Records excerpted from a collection
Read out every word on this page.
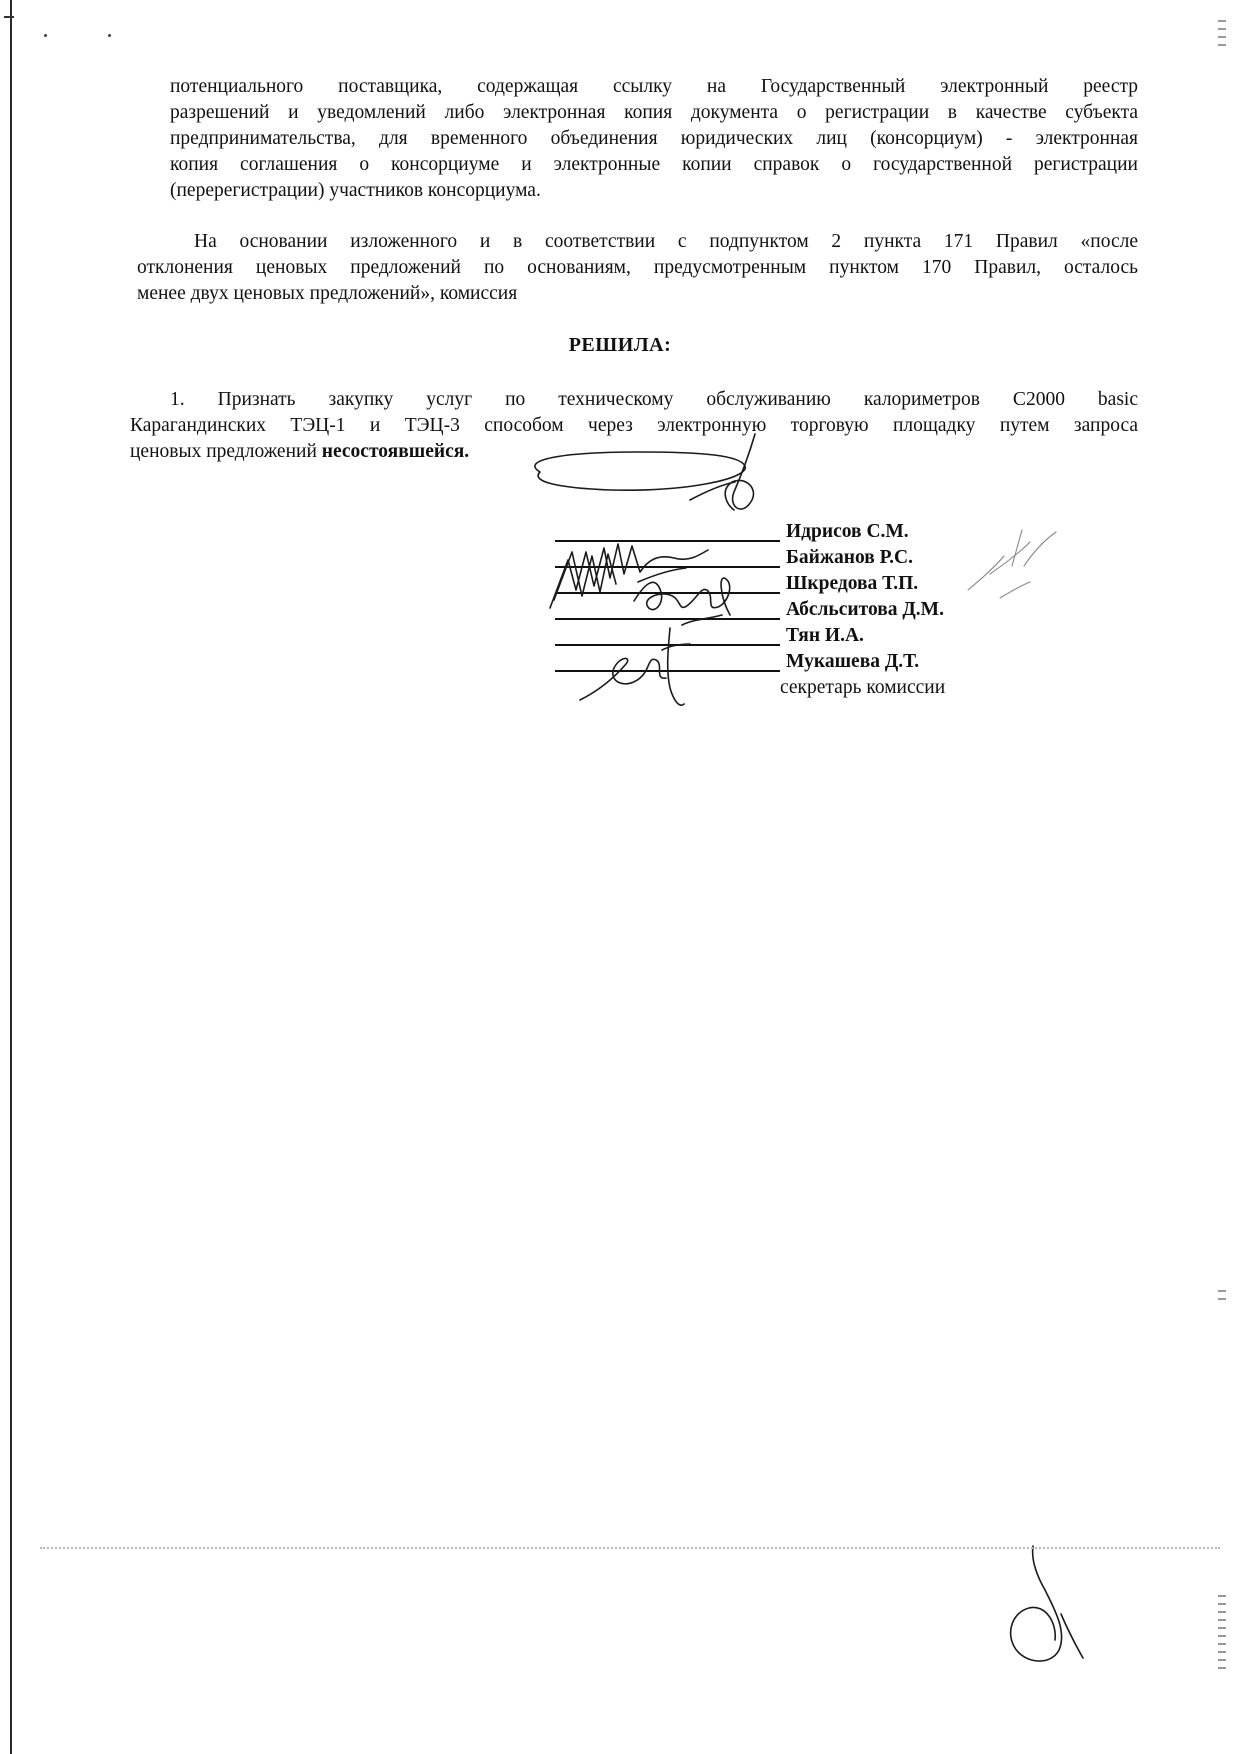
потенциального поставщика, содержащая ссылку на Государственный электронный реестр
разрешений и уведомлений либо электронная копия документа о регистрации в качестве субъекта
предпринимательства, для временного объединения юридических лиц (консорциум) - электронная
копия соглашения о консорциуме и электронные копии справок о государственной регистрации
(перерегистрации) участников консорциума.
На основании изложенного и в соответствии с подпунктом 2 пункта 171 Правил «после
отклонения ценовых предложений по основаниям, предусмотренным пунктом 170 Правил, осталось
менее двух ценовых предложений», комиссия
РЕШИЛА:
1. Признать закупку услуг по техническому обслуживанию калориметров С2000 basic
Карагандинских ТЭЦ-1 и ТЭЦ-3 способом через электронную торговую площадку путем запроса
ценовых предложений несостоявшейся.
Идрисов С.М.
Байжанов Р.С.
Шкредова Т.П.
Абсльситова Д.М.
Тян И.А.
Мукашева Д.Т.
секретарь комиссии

* * *

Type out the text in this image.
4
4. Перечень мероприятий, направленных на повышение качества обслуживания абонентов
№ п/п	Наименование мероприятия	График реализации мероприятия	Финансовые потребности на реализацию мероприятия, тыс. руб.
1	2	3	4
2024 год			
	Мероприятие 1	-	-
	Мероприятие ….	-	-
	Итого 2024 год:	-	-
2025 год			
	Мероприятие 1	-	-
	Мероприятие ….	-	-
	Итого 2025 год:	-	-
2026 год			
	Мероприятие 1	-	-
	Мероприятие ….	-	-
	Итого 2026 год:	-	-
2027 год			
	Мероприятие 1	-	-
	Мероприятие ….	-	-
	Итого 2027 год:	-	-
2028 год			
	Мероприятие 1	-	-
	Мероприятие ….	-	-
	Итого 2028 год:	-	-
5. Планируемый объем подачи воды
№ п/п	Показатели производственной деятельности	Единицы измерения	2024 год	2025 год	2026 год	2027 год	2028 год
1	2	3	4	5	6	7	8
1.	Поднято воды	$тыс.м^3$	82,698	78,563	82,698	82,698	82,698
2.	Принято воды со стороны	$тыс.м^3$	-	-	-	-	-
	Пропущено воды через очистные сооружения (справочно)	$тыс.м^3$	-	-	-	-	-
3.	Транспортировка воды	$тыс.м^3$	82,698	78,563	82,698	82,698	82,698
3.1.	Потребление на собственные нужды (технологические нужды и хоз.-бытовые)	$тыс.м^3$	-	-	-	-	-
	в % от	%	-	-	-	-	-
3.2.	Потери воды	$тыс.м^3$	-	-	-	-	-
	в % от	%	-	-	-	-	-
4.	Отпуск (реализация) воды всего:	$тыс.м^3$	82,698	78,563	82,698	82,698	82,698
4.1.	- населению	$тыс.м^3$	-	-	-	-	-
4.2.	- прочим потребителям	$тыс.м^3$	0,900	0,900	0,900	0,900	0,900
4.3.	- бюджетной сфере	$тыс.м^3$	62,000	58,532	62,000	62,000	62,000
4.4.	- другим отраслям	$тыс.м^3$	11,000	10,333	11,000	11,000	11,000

---

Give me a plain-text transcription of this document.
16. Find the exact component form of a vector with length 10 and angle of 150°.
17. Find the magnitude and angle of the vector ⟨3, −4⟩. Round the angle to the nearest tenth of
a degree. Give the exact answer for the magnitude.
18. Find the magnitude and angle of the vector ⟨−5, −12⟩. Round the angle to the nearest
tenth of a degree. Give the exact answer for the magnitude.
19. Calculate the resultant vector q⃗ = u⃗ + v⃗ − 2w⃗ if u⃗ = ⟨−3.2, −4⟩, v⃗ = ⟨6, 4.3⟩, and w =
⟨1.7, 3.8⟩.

— Work to be completed —
Among the entries above, how many lines hold the string "magnitude"? Give the number by itself.

— Result of this task —
4